THE RECORDS ->

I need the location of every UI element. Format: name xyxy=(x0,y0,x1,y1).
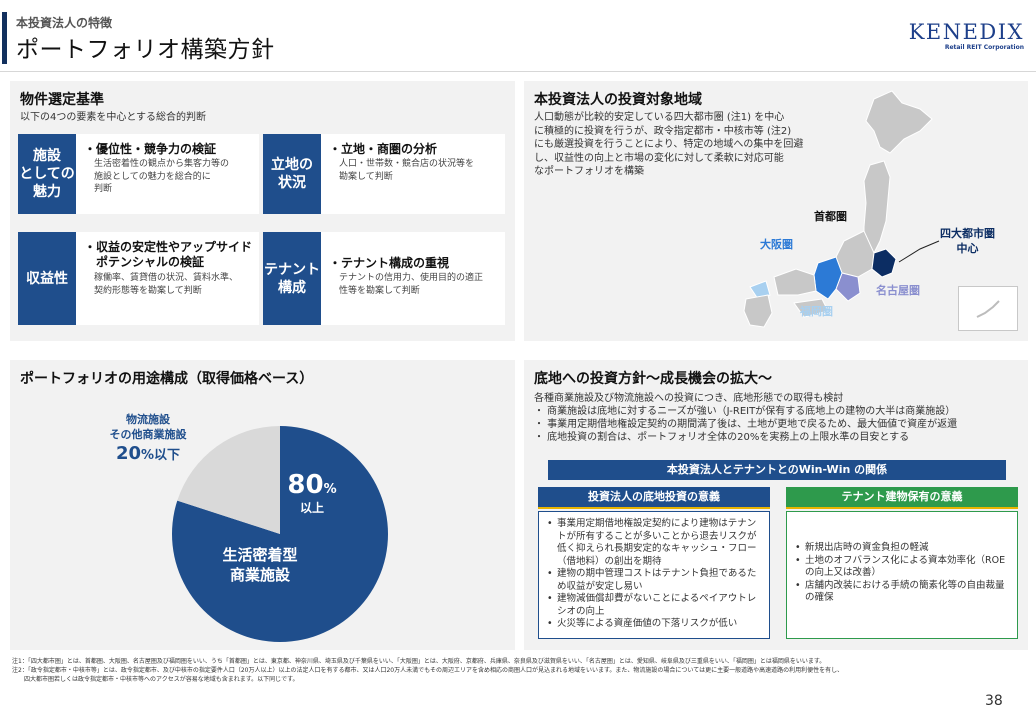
slide-subtitle: 本投資法人の特徴 xyxy=(16,16,113,30)
company-logo: KENEDIX Retail REIT Corporation xyxy=(904,20,1024,60)
criteria-card-label: 収益性 xyxy=(18,232,76,325)
criteria-card-label: 施設 としての 魅力 xyxy=(18,134,76,214)
investor-merit-item: 事業用定期借地権設定契約により建物はテナントが所有することが多いことから退去リス… xyxy=(547,518,761,568)
osaka-label: 大阪圏 xyxy=(760,238,793,251)
japan-map xyxy=(743,90,940,328)
criteria-card-desc: テナントの信用力、使用目的の適正 性等を勘案して判断 xyxy=(339,273,484,296)
nagoya-label: 名古屋圏 xyxy=(876,284,920,297)
shikoku-shape xyxy=(793,298,829,318)
criteria-card-tenant: テナント 構成 ・テナント構成の重視 テナントの信用力、使用目的の適正 性等を勘… xyxy=(263,232,505,325)
big-slice-sub: 以上 xyxy=(299,501,324,515)
small-slice-pct: 20 xyxy=(115,443,142,464)
criteria-card-heading: ・優位性・競争力の検証 xyxy=(84,142,217,156)
center-label: 四大都市圏 中心 xyxy=(940,227,995,255)
land-desc-line: 各種商業施設及び物流施設への投資につき、底地形態での取得も検討 xyxy=(534,393,844,404)
chugoku-shape xyxy=(773,268,817,296)
criteria-panel: 物件選定基準 以下の4つの要素を中心とする総合的判断 施設 としての 魅力 ・優… xyxy=(10,81,515,341)
criteria-card-desc: 人口・世帯数・競合店の状況等を 勘案して判断 xyxy=(339,159,475,182)
criteria-card-desc: 生活密着性の観点から集客力等の 施設としての魅力を総合的に 判断 xyxy=(94,159,230,194)
shutoken-label: 首都圏 xyxy=(814,210,847,223)
criteria-card-label: 立地の 状況 xyxy=(263,134,321,214)
region-desc-line: し、収益性の向上と市場の変化に対して柔軟に対応可能 xyxy=(534,152,784,164)
investor-merit-item: 火災等による資産価値の下落リスクが低い xyxy=(547,618,761,631)
header-accent-bar xyxy=(2,12,7,64)
header-divider xyxy=(0,71,1036,72)
slide-header: 本投資法人の特徴 ポートフォリオ構築方針 KENEDIX Retail REIT… xyxy=(0,0,1036,72)
slide-title: ポートフォリオ構築方針 xyxy=(16,37,275,63)
criteria-card-label: テナント 構成 xyxy=(263,232,321,325)
criteria-card-heading: ・テナント構成の重視 xyxy=(329,256,450,270)
osaka-shape xyxy=(813,256,843,300)
pie-slice-logistics-other xyxy=(177,426,280,534)
winwin-title-bar: 本投資法人とテナントとのWin-Win の関係 xyxy=(548,460,1006,480)
okinawa-shape xyxy=(976,300,1000,318)
region-desc-line: にも厳選投資を行うことにより、特定の地域への集中を回避 xyxy=(534,139,804,150)
investor-merit-item: 建物減価償却費がないことによるペイアウトレシオの向上 xyxy=(547,593,761,618)
investor-heading: 投資法人の底地投資の意義 xyxy=(538,487,770,509)
kyushu-shape xyxy=(743,294,773,328)
tenant-heading: テナント建物保有の意義 xyxy=(786,487,1018,509)
region-desc-line: に積極的に投資を行うが、政令指定都市・中核市等 (注2) xyxy=(534,125,792,137)
fukuoka-label: 福岡圏 xyxy=(800,305,833,318)
investor-merits-box: 事業用定期借地権設定契約により建物はテナントが所有することが多いことから退去リス… xyxy=(538,511,770,639)
land-panel: 底地への投資方針～成長機会の拡大～ 各種商業施設及び物流施設への投資につき、底地… xyxy=(524,360,1028,650)
center-pointer-line xyxy=(898,240,940,263)
okinawa-inset xyxy=(958,286,1018,331)
tenant-merit-item: 土地のオフバランス化による資本効率化（ROEの向上又は改善） xyxy=(795,555,1009,580)
land-desc-line: ・ 商業施設は底地に対するニーズが強い（J-REITが保有する底地上の建物の大半… xyxy=(534,406,956,417)
page-number: 38 xyxy=(985,693,1003,709)
portfolio-pie-chart xyxy=(172,426,388,642)
region-title: 本投資法人の投資対象地域 xyxy=(534,92,702,108)
investor-merit-item: 建物の期中管理コストはテナント負担であるため収益が安定し易い xyxy=(547,568,761,593)
small-slice-percent: 20%以下 xyxy=(68,443,228,464)
tenant-merits-box: 新規出店時の資金負担の軽減 土地のオフバランス化による資本効率化（ROEの向上又… xyxy=(786,511,1018,639)
fukuoka-shape xyxy=(749,280,771,300)
region-desc-line: 人口動態が比較的安定している四大都市圏 (注1) を中心 xyxy=(534,112,785,123)
tohoku-shape xyxy=(863,160,891,254)
hokkaido-shape xyxy=(865,90,933,154)
logo-wordmark: KENEDIX xyxy=(908,20,1024,44)
criteria-card-attraction: 施設 としての 魅力 ・優位性・競争力の検証 生活密着性の観点から集客力等の 施… xyxy=(18,134,259,214)
land-desc: 各種商業施設及び物流施設への投資につき、底地形態での取得も検討 ・ 商業施設は底… xyxy=(534,392,1024,444)
criteria-title: 物件選定基準 xyxy=(20,92,104,108)
big-slice-label: 生活密着型 商業施設 xyxy=(222,546,298,584)
footnote-line: 注1：「四大都市圏」とは、首都圏、大阪圏、名古屋圏及び福岡圏をいい、うち「首都圏… xyxy=(12,658,826,665)
footnote-line: 四大都市圏若しくは政令指定都市・中核市等へのアクセスが容易な地域も含まれます。以… xyxy=(12,676,299,683)
land-desc-line: ・ 事業用定期借地権設定契約の期間満了後は、土地が更地で戻るため、最大価値で資産… xyxy=(534,419,958,430)
small-slice-pct-unit: %以下 xyxy=(141,448,181,463)
tenant-merit-item: 店舗内改装における手続の簡素化等の自由裁量の確保 xyxy=(795,580,1009,605)
footnotes: 注1：「四大都市圏」とは、首都圏、大阪圏、名古屋圏及び福岡圏をいい、うち「首都圏… xyxy=(12,657,1012,684)
tenant-merit-item: 新規出店時の資金負担の軽減 xyxy=(795,542,1009,555)
shutoken-shape xyxy=(871,248,897,278)
big-slice-percent: 80% xyxy=(272,470,352,500)
land-desc-line: ・ 底地投資の割合は、ポートフォリオ全体の20%を実務上の上限水準の目安とする xyxy=(534,432,910,443)
region-desc: 人口動態が比較的安定している四大都市圏 (注1) を中心 に積極的に投資を行うが… xyxy=(534,111,834,179)
region-desc-line: なポートフォリオを構築 xyxy=(534,166,644,177)
portfolio-title: ポートフォリオの用途構成（取得価格ベース） xyxy=(20,371,314,387)
criteria-card-location: 立地の 状況 ・立地・商圏の分析 人口・世帯数・競合店の状況等を 勘案して判断 xyxy=(263,134,505,214)
criteria-card-profitability: 収益性 ・収益の安定性やアップサイド ポテンシャルの検証 稼働率、賃貸借の状況、… xyxy=(18,232,259,325)
region-panel: 本投資法人の投資対象地域 人口動態が比較的安定している四大都市圏 (注1) を中… xyxy=(524,81,1028,341)
criteria-card-heading: ・立地・商圏の分析 xyxy=(329,142,438,156)
criteria-intro: 以下の4つの要素を中心とする総合的判断 xyxy=(20,112,207,123)
small-slice-label: 物流施設 その他商業施設 xyxy=(109,413,187,441)
criteria-card-heading: ・収益の安定性やアップサイド ポテンシャルの検証 xyxy=(84,240,253,269)
big-slice-pct-unit: % xyxy=(323,482,337,497)
land-title: 底地への投資方針～成長機会の拡大～ xyxy=(534,371,772,387)
portfolio-panel: ポートフォリオの用途構成（取得価格ベース） 物流施設 その他商業施設 20%以下… xyxy=(10,360,515,650)
big-slice-pct: 80 xyxy=(287,470,324,500)
logo-tagline: Retail REIT Corporation xyxy=(944,44,1024,51)
criteria-card-desc: 稼働率、賃貸借の状況、賃料水準、 契約形態等を勘案して判断 xyxy=(94,273,239,296)
footnote-line: 注2：「政令指定都市・中核市等」とは、政令指定都市、及び中核市の指定要件人口（2… xyxy=(12,667,844,674)
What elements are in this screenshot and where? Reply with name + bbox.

TASK OBJECTIVE -> Render the material as a numbered list, starting at the line that contains "slide-subtitle: 本投資法人の特徴 xyxy=(16,16,113,30)" and ending at the line that contains "big-slice-sub: 以上 xyxy=(299,501,324,515)", with blank lines left out.

COMPLETE RESPONSE ->
1. slide-subtitle: 本投資法人の特徴 xyxy=(16,16,113,30)
2. company-logo: KENEDIX Retail REIT Corporation xyxy=(904,20,1024,60)
3. criteria-card-label: 収益性 xyxy=(18,232,76,325)
4. criteria-card-label: 施設 としての 魅力 xyxy=(18,134,76,214)
5. investor-merit-item: 事業用定期借地権設定契約により建物はテナントが所有することが多いことから退去リス… xyxy=(547,518,761,568)
6. osaka-label: 大阪圏 xyxy=(760,238,793,251)
7. japan-map xyxy=(743,90,940,328)
8. criteria-card-desc: テナントの信用力、使用目的の適正 性等を勘案して判断 xyxy=(339,273,484,296)
9. nagoya-label: 名古屋圏 xyxy=(876,284,920,297)
10. shikoku-shape xyxy=(793,298,829,318)
11. criteria-card-tenant: テナント 構成 ・テナント構成の重視 テナントの信用力、使用目的の適正 性等を勘… xyxy=(263,232,505,325)
12. big-slice-sub: 以上 xyxy=(299,501,324,515)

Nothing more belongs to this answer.